Figure collection entries
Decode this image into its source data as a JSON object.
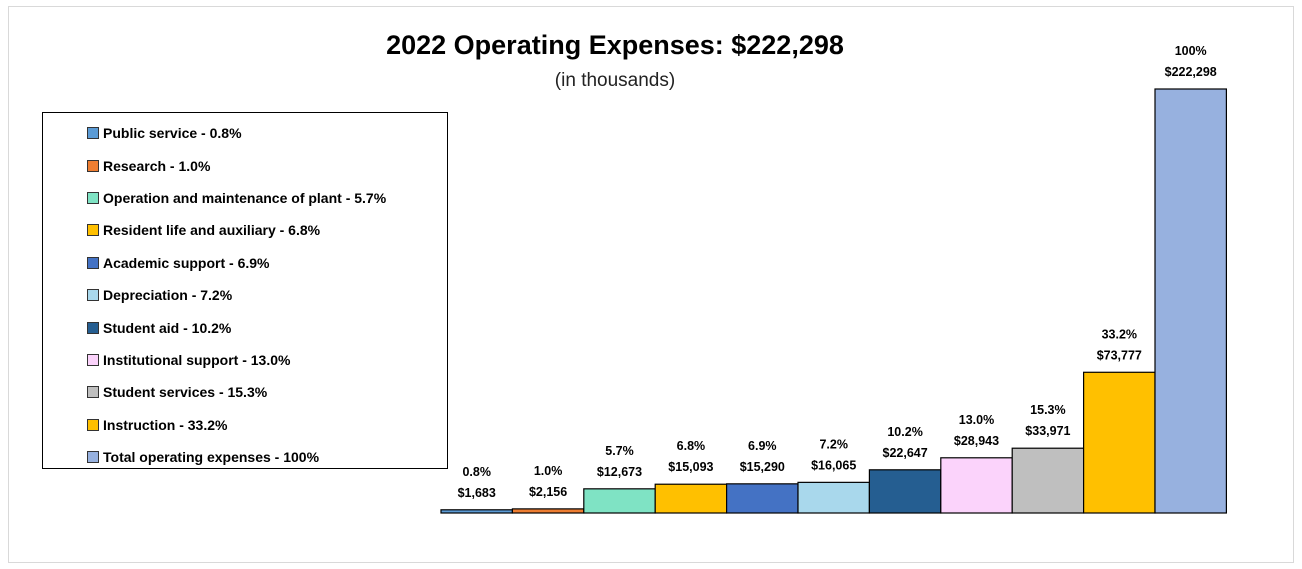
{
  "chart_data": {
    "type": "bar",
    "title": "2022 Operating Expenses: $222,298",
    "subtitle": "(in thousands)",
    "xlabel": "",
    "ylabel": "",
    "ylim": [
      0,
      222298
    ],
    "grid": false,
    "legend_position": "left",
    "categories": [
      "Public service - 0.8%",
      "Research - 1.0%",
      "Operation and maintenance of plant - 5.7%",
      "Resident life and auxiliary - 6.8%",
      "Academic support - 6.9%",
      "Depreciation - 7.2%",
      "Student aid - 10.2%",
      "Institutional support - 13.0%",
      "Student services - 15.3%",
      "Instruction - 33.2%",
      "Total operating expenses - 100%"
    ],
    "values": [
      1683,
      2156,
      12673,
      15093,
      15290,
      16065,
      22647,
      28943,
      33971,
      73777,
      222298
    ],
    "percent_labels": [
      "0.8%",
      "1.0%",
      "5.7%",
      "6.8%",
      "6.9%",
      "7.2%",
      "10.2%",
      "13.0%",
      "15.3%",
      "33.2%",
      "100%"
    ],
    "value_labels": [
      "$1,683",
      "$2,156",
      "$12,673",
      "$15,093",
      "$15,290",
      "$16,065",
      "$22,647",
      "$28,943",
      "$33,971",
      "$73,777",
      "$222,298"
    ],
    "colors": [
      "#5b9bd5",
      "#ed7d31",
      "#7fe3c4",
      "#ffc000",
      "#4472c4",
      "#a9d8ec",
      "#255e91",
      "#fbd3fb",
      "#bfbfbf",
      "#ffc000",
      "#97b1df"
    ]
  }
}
...
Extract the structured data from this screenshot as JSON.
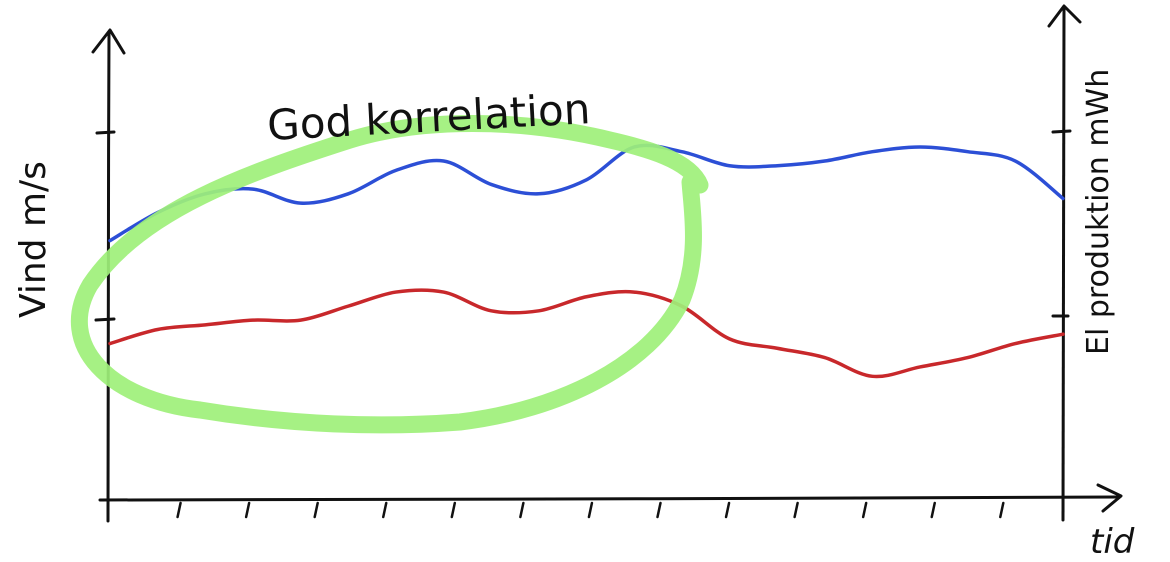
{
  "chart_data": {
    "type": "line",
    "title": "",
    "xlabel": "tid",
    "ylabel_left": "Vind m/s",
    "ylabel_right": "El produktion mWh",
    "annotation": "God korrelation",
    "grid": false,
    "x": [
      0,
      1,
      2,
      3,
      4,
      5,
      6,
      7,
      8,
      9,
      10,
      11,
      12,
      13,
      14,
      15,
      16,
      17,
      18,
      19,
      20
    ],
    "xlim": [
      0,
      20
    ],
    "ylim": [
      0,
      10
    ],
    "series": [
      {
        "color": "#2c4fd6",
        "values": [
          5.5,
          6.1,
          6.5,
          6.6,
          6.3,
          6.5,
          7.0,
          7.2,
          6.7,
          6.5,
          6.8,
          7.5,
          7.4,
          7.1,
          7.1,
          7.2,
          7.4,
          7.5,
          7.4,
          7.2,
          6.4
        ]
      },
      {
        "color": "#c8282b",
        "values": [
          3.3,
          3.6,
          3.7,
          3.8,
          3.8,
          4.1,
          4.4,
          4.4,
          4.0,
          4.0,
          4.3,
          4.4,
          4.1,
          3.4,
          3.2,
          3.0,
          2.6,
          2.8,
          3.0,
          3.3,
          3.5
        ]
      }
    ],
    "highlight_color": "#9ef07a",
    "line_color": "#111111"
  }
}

## The problem
Show the lines of the data that hold the word "support".

## Solution
      "Academic support - 6.9%",
      "Institutional support - 13.0%",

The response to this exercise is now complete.